§ **Extracted records**:
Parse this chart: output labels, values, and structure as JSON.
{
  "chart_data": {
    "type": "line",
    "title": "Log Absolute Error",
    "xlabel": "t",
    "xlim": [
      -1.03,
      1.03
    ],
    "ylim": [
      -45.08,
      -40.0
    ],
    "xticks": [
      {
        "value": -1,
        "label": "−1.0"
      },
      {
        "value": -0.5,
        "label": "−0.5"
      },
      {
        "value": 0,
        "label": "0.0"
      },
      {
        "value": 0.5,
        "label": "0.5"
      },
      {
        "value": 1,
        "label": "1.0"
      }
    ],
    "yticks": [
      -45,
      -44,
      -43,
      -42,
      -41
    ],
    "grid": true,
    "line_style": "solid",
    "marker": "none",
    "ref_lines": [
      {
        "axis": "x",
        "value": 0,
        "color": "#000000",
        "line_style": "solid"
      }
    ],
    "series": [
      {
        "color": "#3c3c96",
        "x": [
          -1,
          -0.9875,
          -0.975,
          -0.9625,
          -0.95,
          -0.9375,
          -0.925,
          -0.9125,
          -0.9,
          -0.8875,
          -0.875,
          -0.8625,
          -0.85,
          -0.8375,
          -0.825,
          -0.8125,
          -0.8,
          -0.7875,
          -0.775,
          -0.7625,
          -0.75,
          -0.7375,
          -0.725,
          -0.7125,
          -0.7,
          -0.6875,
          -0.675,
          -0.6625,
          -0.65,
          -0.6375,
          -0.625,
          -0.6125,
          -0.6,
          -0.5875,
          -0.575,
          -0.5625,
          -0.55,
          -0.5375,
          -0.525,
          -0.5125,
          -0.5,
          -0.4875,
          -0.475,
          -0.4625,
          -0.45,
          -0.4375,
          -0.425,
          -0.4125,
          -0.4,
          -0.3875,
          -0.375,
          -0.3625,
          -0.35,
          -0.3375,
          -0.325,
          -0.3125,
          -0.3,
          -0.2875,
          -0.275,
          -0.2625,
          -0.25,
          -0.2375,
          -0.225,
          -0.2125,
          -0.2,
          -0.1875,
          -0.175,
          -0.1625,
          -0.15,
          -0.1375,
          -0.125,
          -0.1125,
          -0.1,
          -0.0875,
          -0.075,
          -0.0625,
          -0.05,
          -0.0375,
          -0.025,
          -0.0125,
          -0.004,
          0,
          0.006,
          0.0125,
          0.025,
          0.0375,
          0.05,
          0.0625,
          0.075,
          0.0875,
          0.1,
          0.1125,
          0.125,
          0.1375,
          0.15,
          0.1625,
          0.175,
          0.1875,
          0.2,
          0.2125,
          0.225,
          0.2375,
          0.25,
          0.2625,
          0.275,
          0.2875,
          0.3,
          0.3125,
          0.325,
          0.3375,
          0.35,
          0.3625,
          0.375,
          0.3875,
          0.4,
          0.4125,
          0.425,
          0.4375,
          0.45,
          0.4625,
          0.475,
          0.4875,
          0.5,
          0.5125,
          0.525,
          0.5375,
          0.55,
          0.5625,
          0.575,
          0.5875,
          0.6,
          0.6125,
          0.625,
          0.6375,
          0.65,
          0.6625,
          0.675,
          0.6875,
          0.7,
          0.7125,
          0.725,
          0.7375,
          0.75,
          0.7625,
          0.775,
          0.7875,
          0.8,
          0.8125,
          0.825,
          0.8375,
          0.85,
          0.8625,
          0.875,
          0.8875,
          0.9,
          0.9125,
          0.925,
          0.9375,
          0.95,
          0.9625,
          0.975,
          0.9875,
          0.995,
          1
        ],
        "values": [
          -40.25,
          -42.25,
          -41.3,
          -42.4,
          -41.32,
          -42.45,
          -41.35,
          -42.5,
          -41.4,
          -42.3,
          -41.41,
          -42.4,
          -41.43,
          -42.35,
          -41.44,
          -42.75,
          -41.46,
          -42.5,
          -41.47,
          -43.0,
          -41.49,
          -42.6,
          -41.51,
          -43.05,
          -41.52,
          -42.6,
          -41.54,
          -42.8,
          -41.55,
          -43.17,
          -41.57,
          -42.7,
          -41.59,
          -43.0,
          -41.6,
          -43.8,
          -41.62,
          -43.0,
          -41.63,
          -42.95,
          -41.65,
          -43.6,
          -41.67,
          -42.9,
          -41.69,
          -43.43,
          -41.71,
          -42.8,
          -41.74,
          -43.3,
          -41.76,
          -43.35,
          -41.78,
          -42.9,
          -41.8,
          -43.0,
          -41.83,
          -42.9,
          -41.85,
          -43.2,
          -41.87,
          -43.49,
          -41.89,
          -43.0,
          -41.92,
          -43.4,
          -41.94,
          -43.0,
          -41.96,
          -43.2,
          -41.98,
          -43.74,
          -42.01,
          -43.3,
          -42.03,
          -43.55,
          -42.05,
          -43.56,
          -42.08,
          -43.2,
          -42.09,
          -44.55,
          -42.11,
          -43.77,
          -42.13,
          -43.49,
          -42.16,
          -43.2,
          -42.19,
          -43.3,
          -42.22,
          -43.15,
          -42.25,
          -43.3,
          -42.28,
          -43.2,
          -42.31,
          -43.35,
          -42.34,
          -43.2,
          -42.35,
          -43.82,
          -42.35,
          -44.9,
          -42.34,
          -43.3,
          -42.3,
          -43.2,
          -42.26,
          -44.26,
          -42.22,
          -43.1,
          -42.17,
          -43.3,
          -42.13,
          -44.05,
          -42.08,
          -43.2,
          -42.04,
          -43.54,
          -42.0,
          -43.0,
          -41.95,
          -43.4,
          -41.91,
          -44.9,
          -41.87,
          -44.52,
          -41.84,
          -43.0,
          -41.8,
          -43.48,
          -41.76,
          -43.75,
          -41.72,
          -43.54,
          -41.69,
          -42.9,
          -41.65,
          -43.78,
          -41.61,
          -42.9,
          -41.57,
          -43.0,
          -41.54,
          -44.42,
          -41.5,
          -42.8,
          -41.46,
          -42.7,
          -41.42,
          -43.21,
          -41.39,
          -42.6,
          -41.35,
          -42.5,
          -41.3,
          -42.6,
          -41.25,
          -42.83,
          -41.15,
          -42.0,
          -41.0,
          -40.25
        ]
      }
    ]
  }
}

§ **Work to do**:
Please output every record, keeping each line exact.

§ **Answer to this task**:
Parse this chart: output labels, values, and structure as JSON.
{
  "chart_data": {
    "type": "line",
    "title": "Log Absolute Error",
    "xlabel": "t",
    "xlim": [
      -1.03,
      1.03
    ],
    "ylim": [
      -45.08,
      -40.0
    ],
    "xticks": [
      {
        "value": -1,
        "label": "−1.0"
      },
      {
        "value": -0.5,
        "label": "−0.5"
      },
      {
        "value": 0,
        "label": "0.0"
      },
      {
        "value": 0.5,
        "label": "0.5"
      },
      {
        "value": 1,
        "label": "1.0"
      }
    ],
    "yticks": [
      -45,
      -44,
      -43,
      -42,
      -41
    ],
    "grid": true,
    "line_style": "solid",
    "marker": "none",
    "ref_lines": [
      {
        "axis": "x",
        "value": 0,
        "color": "#000000",
        "line_style": "solid"
      }
    ],
    "series": [
      {
        "color": "#3c3c96",
        "x": [
          -1,
          -0.9875,
          -0.975,
          -0.9625,
          -0.95,
          -0.9375,
          -0.925,
          -0.9125,
          -0.9,
          -0.8875,
          -0.875,
          -0.8625,
          -0.85,
          -0.8375,
          -0.825,
          -0.8125,
          -0.8,
          -0.7875,
          -0.775,
          -0.7625,
          -0.75,
          -0.7375,
          -0.725,
          -0.7125,
          -0.7,
          -0.6875,
          -0.675,
          -0.6625,
          -0.65,
          -0.6375,
          -0.625,
          -0.6125,
          -0.6,
          -0.5875,
          -0.575,
          -0.5625,
          -0.55,
          -0.5375,
          -0.525,
          -0.5125,
          -0.5,
          -0.4875,
          -0.475,
          -0.4625,
          -0.45,
          -0.4375,
          -0.425,
          -0.4125,
          -0.4,
          -0.3875,
          -0.375,
          -0.3625,
          -0.35,
          -0.3375,
          -0.325,
          -0.3125,
          -0.3,
          -0.2875,
          -0.275,
          -0.2625,
          -0.25,
          -0.2375,
          -0.225,
          -0.2125,
          -0.2,
          -0.1875,
          -0.175,
          -0.1625,
          -0.15,
          -0.1375,
          -0.125,
          -0.1125,
          -0.1,
          -0.0875,
          -0.075,
          -0.0625,
          -0.05,
          -0.0375,
          -0.025,
          -0.0125,
          -0.004,
          0,
          0.006,
          0.0125,
          0.025,
          0.0375,
          0.05,
          0.0625,
          0.075,
          0.0875,
          0.1,
          0.1125,
          0.125,
          0.1375,
          0.15,
          0.1625,
          0.175,
          0.1875,
          0.2,
          0.2125,
          0.225,
          0.2375,
          0.25,
          0.2625,
          0.275,
          0.2875,
          0.3,
          0.3125,
          0.325,
          0.3375,
          0.35,
          0.3625,
          0.375,
          0.3875,
          0.4,
          0.4125,
          0.425,
          0.4375,
          0.45,
          0.4625,
          0.475,
          0.4875,
          0.5,
          0.5125,
          0.525,
          0.5375,
          0.55,
          0.5625,
          0.575,
          0.5875,
          0.6,
          0.6125,
          0.625,
          0.6375,
          0.65,
          0.6625,
          0.675,
          0.6875,
          0.7,
          0.7125,
          0.725,
          0.7375,
          0.75,
          0.7625,
          0.775,
          0.7875,
          0.8,
          0.8125,
          0.825,
          0.8375,
          0.85,
          0.8625,
          0.875,
          0.8875,
          0.9,
          0.9125,
          0.925,
          0.9375,
          0.95,
          0.9625,
          0.975,
          0.9875,
          0.995,
          1
        ],
        "values": [
          -40.25,
          -42.25,
          -41.3,
          -42.4,
          -41.32,
          -42.45,
          -41.35,
          -42.5,
          -41.4,
          -42.3,
          -41.41,
          -42.4,
          -41.43,
          -42.35,
          -41.44,
          -42.75,
          -41.46,
          -42.5,
          -41.47,
          -43.0,
          -41.49,
          -42.6,
          -41.51,
          -43.05,
          -41.52,
          -42.6,
          -41.54,
          -42.8,
          -41.55,
          -43.17,
          -41.57,
          -42.7,
          -41.59,
          -43.0,
          -41.6,
          -43.8,
          -41.62,
          -43.0,
          -41.63,
          -42.95,
          -41.65,
          -43.6,
          -41.67,
          -42.9,
          -41.69,
          -43.43,
          -41.71,
          -42.8,
          -41.74,
          -43.3,
          -41.76,
          -43.35,
          -41.78,
          -42.9,
          -41.8,
          -43.0,
          -41.83,
          -42.9,
          -41.85,
          -43.2,
          -41.87,
          -43.49,
          -41.89,
          -43.0,
          -41.92,
          -43.4,
          -41.94,
          -43.0,
          -41.96,
          -43.2,
          -41.98,
          -43.74,
          -42.01,
          -43.3,
          -42.03,
          -43.55,
          -42.05,
          -43.56,
          -42.08,
          -43.2,
          -42.09,
          -44.55,
          -42.11,
          -43.77,
          -42.13,
          -43.49,
          -42.16,
          -43.2,
          -42.19,
          -43.3,
          -42.22,
          -43.15,
          -42.25,
          -43.3,
          -42.28,
          -43.2,
          -42.31,
          -43.35,
          -42.34,
          -43.2,
          -42.35,
          -43.82,
          -42.35,
          -44.9,
          -42.34,
          -43.3,
          -42.3,
          -43.2,
          -42.26,
          -44.26,
          -42.22,
          -43.1,
          -42.17,
          -43.3,
          -42.13,
          -44.05,
          -42.08,
          -43.2,
          -42.04,
          -43.54,
          -42.0,
          -43.0,
          -41.95,
          -43.4,
          -41.91,
          -44.9,
          -41.87,
          -44.52,
          -41.84,
          -43.0,
          -41.8,
          -43.48,
          -41.76,
          -43.75,
          -41.72,
          -43.54,
          -41.69,
          -42.9,
          -41.65,
          -43.78,
          -41.61,
          -42.9,
          -41.57,
          -43.0,
          -41.54,
          -44.42,
          -41.5,
          -42.8,
          -41.46,
          -42.7,
          -41.42,
          -43.21,
          -41.39,
          -42.6,
          -41.35,
          -42.5,
          -41.3,
          -42.6,
          -41.25,
          -42.83,
          -41.15,
          -42.0,
          -41.0,
          -40.25
        ]
      }
    ]
  }
}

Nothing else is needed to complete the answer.